* WHAT NEEDS TO BE DONE
In the entries, find all lines that hold the word "name" and copy them.

* PROVIDED MATERIAL
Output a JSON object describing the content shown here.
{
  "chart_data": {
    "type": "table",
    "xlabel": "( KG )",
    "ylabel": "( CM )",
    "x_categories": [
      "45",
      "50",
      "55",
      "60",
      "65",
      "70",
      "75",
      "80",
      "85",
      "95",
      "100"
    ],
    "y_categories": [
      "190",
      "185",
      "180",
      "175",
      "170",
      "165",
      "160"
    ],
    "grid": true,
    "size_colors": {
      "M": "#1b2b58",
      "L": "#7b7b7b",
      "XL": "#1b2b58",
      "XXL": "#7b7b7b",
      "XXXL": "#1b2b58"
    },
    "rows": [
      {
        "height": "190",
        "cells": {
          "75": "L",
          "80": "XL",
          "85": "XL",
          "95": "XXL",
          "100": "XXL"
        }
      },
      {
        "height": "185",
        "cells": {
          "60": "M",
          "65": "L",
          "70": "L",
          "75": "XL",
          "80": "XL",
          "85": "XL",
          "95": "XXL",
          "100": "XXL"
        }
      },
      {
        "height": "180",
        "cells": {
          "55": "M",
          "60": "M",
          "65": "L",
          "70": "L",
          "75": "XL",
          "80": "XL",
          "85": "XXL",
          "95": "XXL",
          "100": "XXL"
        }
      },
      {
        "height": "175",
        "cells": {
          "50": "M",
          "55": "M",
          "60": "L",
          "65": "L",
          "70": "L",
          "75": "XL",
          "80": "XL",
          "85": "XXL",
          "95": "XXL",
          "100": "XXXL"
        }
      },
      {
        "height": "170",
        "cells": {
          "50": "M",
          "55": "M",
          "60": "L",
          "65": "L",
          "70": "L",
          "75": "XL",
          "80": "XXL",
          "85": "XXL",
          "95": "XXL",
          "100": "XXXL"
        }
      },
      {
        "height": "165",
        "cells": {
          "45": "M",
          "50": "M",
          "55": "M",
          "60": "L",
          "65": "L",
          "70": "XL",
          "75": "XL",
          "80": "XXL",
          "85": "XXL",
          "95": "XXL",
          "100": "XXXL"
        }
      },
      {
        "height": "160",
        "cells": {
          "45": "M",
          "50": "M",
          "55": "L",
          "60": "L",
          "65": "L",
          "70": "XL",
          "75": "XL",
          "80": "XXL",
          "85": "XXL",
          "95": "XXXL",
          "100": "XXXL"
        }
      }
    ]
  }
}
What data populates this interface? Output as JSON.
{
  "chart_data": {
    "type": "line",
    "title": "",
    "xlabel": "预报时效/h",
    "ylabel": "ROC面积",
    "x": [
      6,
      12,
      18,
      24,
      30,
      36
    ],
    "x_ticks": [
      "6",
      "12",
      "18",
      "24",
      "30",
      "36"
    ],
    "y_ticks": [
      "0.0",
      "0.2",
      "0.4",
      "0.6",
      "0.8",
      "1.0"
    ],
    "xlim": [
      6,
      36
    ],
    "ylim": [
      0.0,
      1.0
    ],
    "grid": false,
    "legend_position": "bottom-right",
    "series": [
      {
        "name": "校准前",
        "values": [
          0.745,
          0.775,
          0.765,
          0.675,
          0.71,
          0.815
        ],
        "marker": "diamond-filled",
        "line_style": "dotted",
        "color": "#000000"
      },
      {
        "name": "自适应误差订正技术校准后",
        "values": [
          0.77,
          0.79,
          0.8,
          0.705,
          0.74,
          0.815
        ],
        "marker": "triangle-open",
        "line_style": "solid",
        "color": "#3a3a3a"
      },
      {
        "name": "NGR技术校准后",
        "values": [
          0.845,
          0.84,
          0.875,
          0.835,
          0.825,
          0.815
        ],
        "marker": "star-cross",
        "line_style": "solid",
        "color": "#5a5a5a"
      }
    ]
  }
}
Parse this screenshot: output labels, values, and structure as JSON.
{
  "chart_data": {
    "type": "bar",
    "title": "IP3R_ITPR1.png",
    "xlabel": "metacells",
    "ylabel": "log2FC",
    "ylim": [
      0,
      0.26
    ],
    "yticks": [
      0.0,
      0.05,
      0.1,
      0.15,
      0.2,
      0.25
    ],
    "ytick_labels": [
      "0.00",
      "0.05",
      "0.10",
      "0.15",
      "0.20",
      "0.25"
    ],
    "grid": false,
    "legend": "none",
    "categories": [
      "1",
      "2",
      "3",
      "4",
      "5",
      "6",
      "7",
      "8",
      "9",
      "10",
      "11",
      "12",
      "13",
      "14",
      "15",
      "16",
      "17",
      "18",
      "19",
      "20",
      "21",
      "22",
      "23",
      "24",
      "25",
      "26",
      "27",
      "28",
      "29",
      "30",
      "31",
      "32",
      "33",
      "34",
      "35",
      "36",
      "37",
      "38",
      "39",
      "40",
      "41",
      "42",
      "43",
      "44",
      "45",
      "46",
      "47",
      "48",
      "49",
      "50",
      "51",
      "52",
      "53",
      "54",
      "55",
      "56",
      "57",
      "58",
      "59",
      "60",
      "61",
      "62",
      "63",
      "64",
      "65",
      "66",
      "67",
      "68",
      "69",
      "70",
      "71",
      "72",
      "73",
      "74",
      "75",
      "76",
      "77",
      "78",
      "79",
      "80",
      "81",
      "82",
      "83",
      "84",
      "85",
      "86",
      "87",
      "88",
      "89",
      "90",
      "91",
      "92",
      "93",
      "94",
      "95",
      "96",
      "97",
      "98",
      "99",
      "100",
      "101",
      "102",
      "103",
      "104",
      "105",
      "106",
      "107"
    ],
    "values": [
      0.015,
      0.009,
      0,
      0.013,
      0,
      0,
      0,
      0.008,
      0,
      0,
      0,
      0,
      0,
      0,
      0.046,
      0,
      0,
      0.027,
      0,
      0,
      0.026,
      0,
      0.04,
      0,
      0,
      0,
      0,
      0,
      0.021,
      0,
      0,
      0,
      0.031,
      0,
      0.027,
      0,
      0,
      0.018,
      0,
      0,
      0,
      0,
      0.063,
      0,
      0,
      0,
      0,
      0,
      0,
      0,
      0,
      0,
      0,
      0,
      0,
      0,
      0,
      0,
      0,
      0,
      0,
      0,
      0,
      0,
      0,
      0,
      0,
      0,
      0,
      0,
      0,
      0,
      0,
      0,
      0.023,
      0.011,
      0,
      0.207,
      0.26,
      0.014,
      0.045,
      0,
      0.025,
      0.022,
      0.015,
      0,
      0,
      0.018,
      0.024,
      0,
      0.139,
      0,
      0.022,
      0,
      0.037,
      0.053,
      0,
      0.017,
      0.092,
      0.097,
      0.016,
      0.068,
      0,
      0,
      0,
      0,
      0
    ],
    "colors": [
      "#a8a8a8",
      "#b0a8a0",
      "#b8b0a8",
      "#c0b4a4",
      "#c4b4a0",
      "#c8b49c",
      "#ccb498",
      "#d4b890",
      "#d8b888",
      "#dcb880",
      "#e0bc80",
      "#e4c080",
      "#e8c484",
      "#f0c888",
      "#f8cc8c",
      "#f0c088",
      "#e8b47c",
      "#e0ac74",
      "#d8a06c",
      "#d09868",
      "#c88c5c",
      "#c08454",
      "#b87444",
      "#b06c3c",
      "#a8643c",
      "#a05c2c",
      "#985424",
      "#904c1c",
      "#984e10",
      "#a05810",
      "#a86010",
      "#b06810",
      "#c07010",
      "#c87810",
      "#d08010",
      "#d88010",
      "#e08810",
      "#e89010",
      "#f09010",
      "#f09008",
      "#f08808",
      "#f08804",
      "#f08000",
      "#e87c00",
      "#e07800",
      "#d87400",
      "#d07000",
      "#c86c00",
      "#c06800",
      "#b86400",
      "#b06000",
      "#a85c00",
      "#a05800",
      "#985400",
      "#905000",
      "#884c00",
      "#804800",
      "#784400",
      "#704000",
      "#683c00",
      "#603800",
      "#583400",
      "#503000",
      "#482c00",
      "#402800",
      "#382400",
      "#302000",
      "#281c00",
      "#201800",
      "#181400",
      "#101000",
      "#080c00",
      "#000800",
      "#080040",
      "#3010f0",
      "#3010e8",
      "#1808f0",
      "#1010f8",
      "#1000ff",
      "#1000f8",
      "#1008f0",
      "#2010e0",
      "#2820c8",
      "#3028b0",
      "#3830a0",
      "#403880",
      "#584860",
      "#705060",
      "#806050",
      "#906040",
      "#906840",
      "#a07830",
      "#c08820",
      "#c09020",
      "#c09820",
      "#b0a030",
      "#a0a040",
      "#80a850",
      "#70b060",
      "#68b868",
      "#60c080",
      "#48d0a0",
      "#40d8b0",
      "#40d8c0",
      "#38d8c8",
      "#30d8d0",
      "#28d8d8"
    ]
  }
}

* SOLVED PROBLEM
        "name": "校准前",
        "name": "自适应误差订正技术校准后",
        "name": "NGR技术校准后",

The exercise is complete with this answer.